### What this task involves
Put the lines from the one containing "lon-label: 60°W <box>607 835 657 856</box>" through the one containing "lon-label: 72°W <box>132 835 182 856</box>", both included, into a JSON list of strings with one string per line and no blank lines.

### Provided information

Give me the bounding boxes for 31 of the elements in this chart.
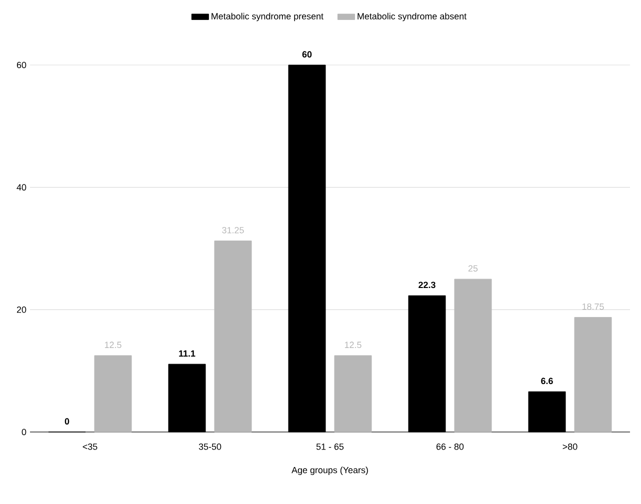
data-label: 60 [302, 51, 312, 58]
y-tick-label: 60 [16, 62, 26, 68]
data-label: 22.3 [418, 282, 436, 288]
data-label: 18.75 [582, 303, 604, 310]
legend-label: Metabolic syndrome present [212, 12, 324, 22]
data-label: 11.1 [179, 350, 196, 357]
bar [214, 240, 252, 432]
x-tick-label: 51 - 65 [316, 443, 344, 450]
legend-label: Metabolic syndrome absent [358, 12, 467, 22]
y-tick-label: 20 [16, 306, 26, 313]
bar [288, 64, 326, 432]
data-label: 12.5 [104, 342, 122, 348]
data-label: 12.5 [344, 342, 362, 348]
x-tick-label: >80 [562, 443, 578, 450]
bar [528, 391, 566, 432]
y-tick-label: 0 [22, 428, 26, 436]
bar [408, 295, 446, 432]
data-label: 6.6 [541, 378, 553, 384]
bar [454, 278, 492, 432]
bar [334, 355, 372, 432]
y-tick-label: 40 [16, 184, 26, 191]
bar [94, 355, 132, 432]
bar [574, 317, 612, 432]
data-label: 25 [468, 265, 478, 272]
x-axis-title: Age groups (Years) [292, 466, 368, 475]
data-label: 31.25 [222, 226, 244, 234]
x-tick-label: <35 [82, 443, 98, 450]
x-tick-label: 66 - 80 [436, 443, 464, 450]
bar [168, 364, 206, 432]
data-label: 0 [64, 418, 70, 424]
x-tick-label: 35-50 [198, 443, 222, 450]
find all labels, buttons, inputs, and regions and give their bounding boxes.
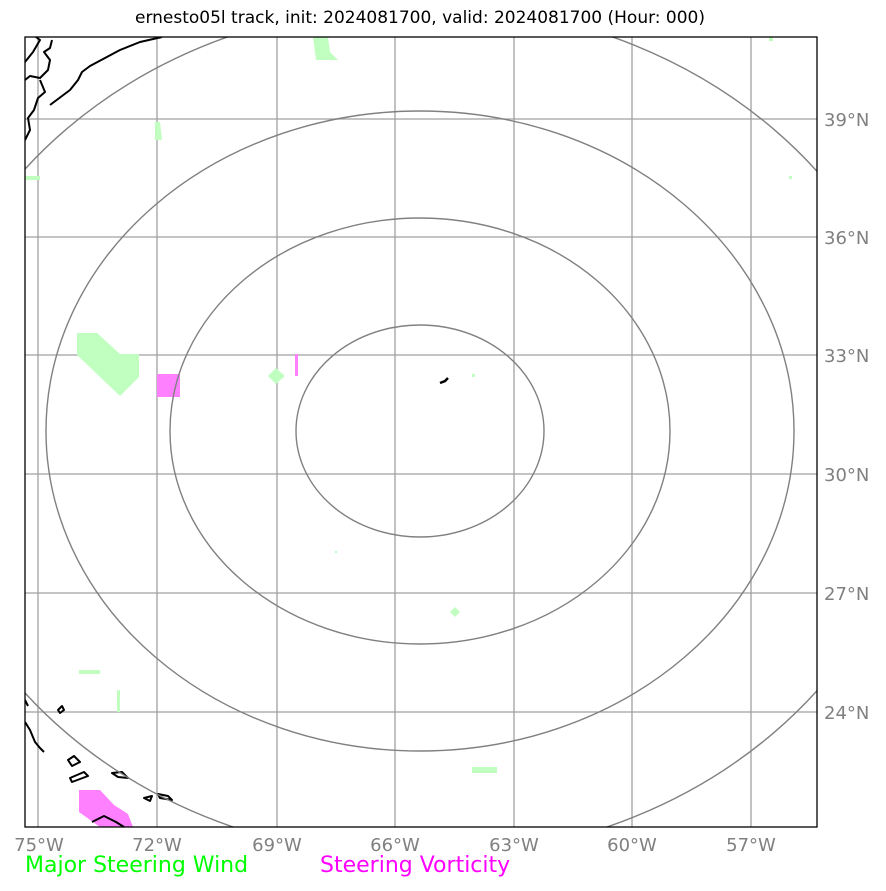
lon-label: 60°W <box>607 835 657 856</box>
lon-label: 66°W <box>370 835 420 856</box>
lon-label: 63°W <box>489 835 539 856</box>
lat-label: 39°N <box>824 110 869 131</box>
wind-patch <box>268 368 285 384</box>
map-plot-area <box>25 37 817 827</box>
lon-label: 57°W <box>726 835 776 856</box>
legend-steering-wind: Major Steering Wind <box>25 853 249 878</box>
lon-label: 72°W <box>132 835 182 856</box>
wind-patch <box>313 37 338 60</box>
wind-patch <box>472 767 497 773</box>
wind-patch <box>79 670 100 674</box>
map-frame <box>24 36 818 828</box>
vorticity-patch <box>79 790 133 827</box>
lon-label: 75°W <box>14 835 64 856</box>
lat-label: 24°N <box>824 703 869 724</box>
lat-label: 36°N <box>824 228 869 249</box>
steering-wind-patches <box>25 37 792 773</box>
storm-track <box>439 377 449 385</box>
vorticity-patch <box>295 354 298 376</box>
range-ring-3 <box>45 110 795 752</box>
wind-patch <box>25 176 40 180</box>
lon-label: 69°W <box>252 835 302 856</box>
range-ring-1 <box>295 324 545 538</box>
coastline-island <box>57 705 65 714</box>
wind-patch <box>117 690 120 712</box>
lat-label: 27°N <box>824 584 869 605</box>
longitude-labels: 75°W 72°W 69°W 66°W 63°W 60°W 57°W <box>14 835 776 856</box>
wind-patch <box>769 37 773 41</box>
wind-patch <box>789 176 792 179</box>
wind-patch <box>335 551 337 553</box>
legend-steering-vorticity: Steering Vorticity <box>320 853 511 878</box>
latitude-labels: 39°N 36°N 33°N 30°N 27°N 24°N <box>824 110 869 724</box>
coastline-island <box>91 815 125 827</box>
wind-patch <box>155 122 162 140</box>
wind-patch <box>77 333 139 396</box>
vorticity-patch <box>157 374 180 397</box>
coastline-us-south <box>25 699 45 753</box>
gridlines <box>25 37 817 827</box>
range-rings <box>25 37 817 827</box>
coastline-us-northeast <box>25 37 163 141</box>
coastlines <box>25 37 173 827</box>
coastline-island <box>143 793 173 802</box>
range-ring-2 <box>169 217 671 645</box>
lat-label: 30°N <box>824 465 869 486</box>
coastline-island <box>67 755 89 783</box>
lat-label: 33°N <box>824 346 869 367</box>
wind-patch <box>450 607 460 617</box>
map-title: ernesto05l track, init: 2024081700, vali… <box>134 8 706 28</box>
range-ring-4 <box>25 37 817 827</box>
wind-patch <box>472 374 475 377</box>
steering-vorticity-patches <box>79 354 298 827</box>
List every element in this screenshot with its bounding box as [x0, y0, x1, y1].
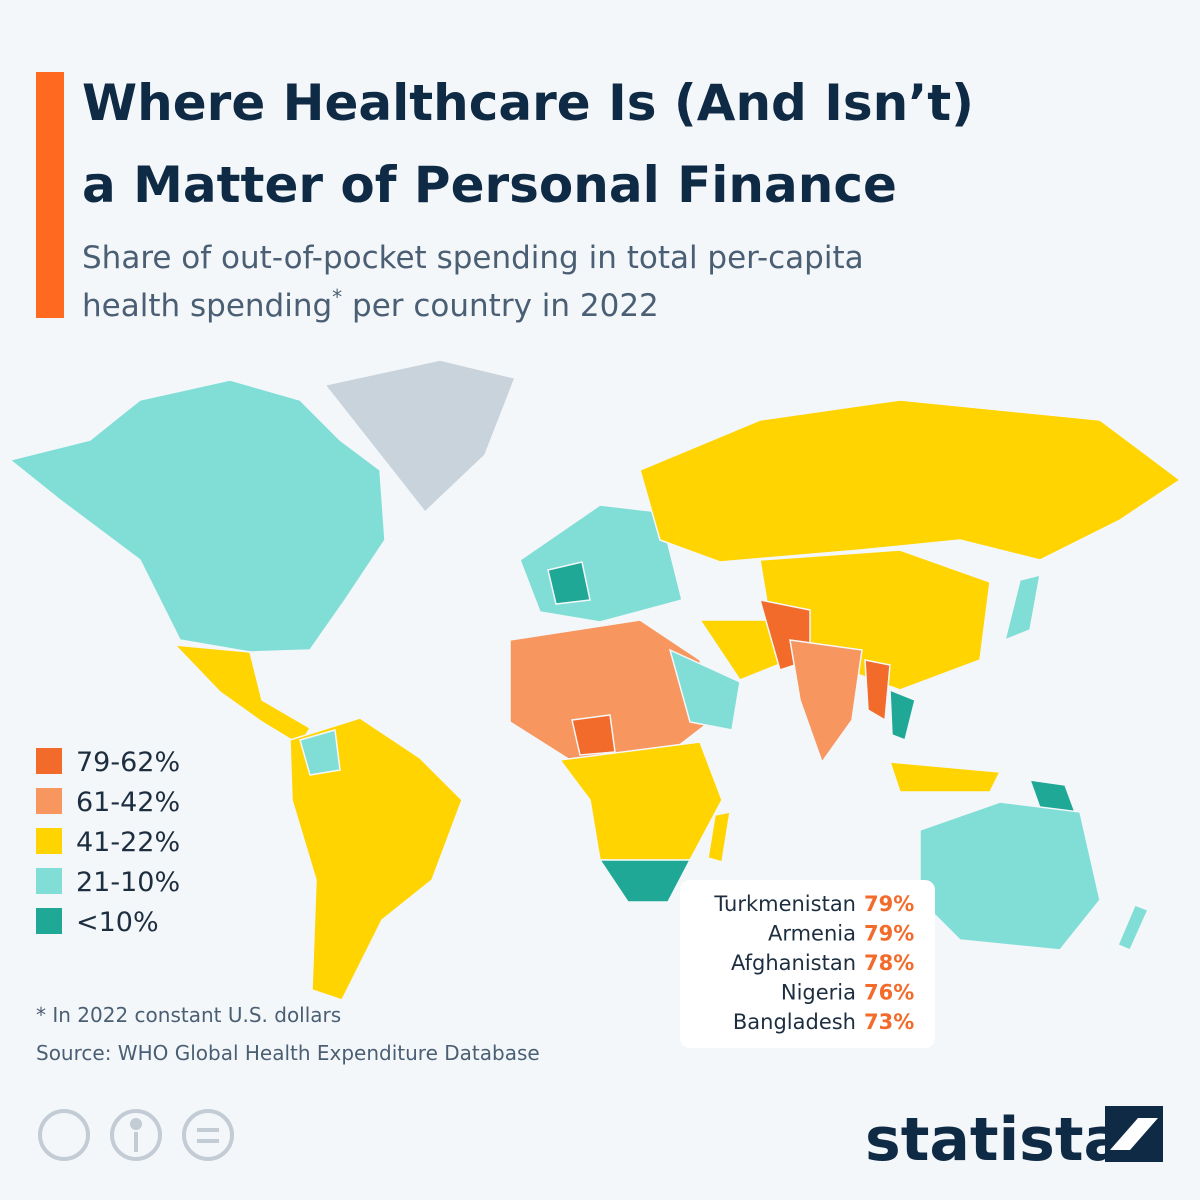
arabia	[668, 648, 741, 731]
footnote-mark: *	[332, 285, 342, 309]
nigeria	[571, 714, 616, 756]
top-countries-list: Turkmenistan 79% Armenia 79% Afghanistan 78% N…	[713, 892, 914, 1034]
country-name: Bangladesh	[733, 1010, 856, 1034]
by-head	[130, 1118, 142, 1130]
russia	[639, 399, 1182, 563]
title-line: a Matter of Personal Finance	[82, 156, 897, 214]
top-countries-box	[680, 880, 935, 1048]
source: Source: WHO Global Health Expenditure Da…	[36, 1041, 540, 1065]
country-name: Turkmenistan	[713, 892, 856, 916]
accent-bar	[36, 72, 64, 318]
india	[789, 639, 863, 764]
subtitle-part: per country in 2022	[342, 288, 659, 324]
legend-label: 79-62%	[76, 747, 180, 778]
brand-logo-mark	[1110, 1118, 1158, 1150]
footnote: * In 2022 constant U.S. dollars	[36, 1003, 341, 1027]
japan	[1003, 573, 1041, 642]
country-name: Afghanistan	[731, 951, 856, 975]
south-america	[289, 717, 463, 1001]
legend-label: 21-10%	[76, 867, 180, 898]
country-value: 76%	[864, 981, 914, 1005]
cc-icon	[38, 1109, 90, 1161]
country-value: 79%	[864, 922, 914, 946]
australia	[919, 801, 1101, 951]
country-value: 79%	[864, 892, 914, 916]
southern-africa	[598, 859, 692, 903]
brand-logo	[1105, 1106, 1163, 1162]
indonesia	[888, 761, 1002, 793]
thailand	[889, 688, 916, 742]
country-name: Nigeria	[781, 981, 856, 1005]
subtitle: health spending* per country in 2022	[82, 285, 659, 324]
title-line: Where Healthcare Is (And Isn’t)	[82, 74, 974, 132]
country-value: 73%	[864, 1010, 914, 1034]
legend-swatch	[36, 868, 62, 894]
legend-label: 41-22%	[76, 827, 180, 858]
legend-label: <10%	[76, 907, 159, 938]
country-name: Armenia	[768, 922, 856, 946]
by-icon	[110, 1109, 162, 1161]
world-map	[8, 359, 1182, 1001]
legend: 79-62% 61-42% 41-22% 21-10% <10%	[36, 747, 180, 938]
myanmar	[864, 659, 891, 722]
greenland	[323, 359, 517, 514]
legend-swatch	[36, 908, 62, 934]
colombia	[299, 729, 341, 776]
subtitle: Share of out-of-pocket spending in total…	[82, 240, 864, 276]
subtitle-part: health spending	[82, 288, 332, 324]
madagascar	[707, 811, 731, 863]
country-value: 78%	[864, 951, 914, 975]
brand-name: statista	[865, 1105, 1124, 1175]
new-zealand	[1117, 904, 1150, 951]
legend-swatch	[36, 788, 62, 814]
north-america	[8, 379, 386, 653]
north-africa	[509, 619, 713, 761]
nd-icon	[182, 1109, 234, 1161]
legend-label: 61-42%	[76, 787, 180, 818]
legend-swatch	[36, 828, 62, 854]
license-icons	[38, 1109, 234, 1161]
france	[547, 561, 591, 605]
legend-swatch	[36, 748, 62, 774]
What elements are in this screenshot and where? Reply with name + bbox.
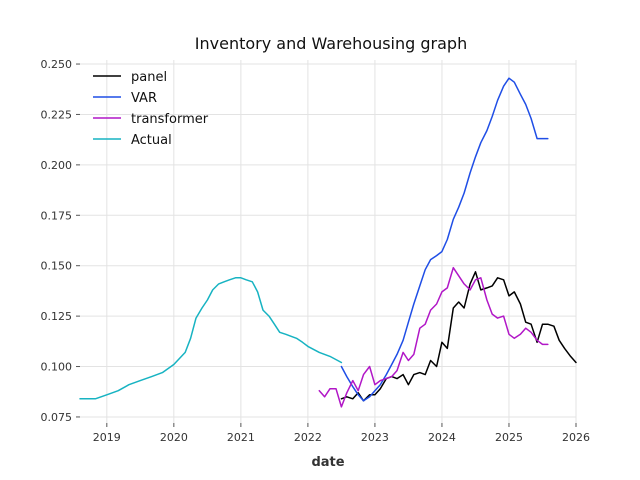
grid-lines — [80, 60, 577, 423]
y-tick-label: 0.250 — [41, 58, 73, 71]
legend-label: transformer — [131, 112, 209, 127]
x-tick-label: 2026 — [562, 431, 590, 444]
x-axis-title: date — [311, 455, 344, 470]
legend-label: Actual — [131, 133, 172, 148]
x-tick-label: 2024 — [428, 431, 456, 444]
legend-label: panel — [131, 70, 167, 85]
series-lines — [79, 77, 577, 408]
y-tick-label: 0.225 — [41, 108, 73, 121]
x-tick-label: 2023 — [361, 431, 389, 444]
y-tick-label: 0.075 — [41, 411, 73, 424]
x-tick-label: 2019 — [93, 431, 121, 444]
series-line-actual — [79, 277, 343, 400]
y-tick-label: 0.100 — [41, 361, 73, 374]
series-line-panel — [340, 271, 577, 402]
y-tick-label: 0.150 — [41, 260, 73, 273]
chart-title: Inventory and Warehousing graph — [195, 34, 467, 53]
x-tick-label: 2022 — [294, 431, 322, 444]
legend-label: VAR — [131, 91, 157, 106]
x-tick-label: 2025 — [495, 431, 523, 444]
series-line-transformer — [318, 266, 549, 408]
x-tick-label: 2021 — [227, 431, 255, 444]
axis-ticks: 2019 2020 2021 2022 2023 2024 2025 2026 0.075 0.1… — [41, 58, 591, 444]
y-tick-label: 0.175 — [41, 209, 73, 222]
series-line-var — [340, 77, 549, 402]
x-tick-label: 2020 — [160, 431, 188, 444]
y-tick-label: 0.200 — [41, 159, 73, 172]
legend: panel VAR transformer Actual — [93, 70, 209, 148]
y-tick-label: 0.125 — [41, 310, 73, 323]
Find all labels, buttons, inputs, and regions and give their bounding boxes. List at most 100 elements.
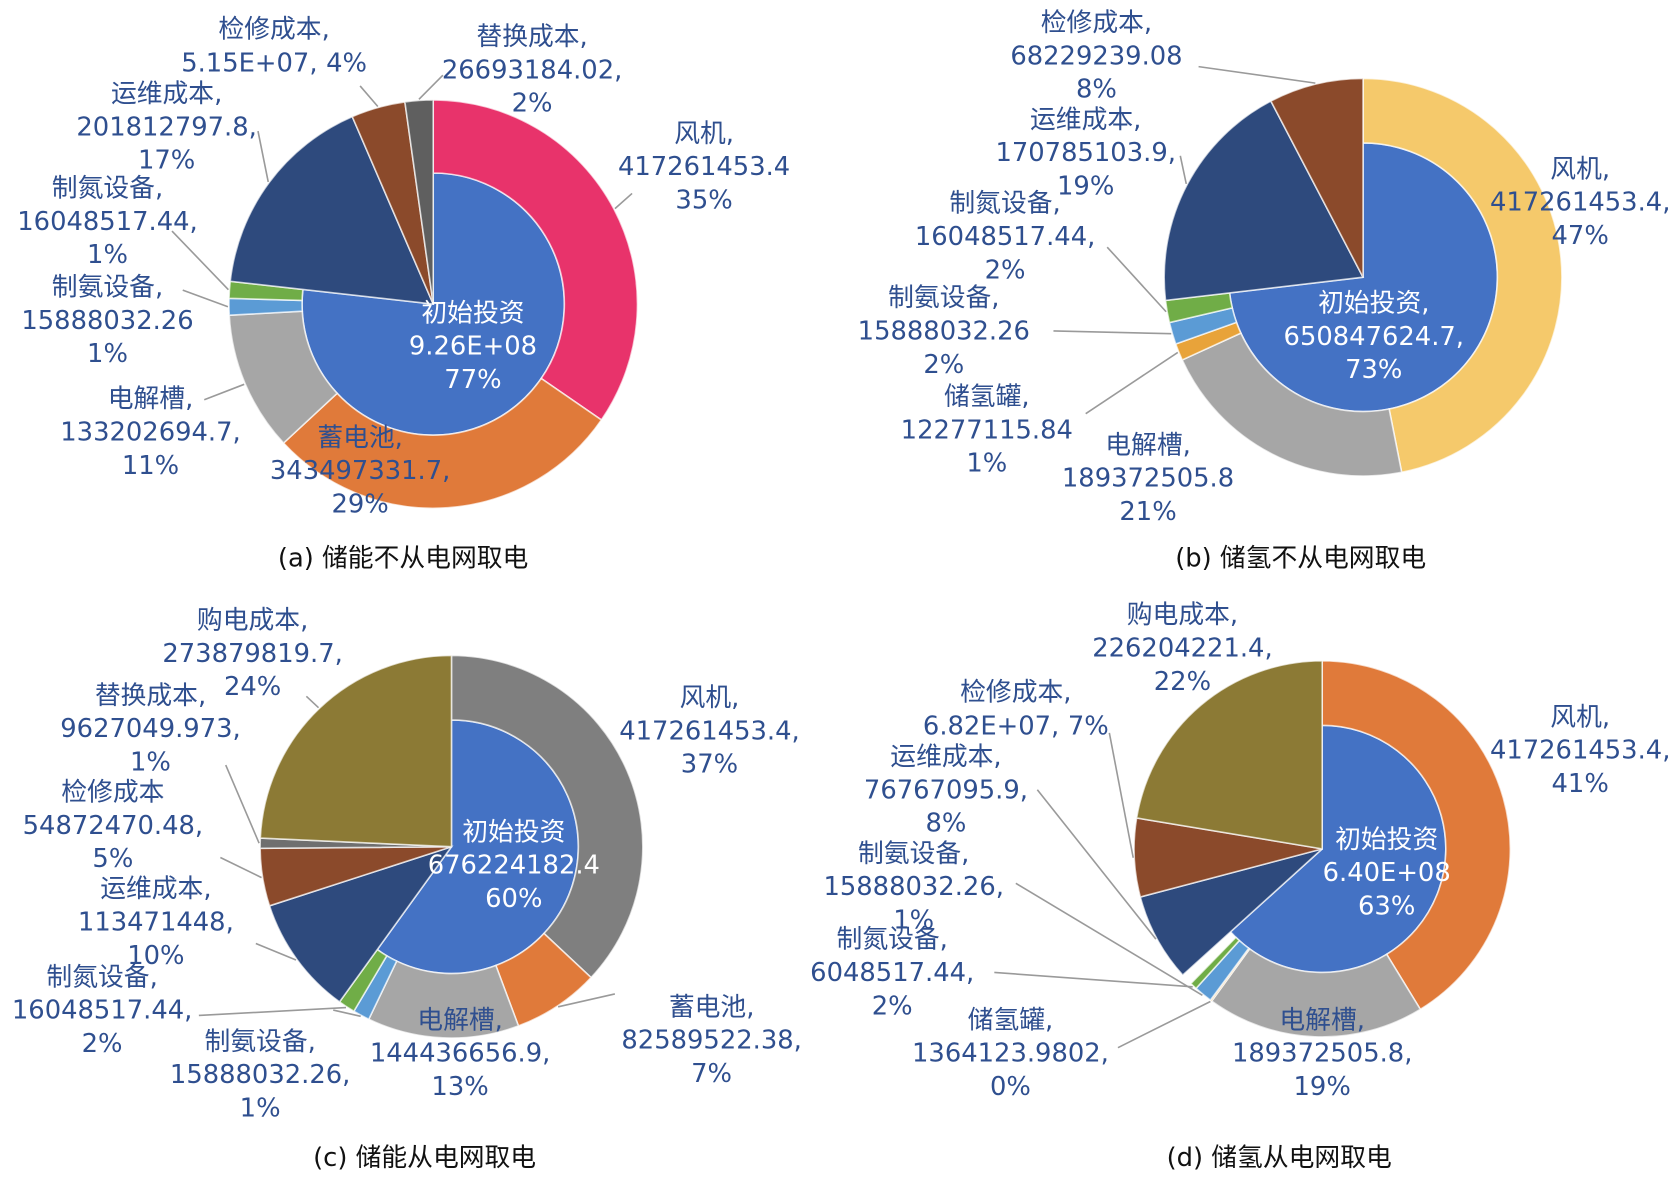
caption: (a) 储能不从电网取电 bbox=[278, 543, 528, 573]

### Complete output
[
  "lon-label: 60°W <box>607 835 657 856</box>",
  "lon-label: 66°W <box>370 835 420 856</box>",
  "lon-label: 63°W <box>489 835 539 856</box>",
  "lat-label: 39°N <box>824 110 869 131</box>",
  "wind-patch <box>268 368 285 384</box>",
  "map-plot-area <box>25 37 817 827</box>",
  "lon-label: 57°W <box>726 835 776 856</box>",
  "legend-steering-wind: Major Steering Wind <box>25 853 249 878</box>",
  "lon-label: 72°W <box>132 835 182 856</box>"
]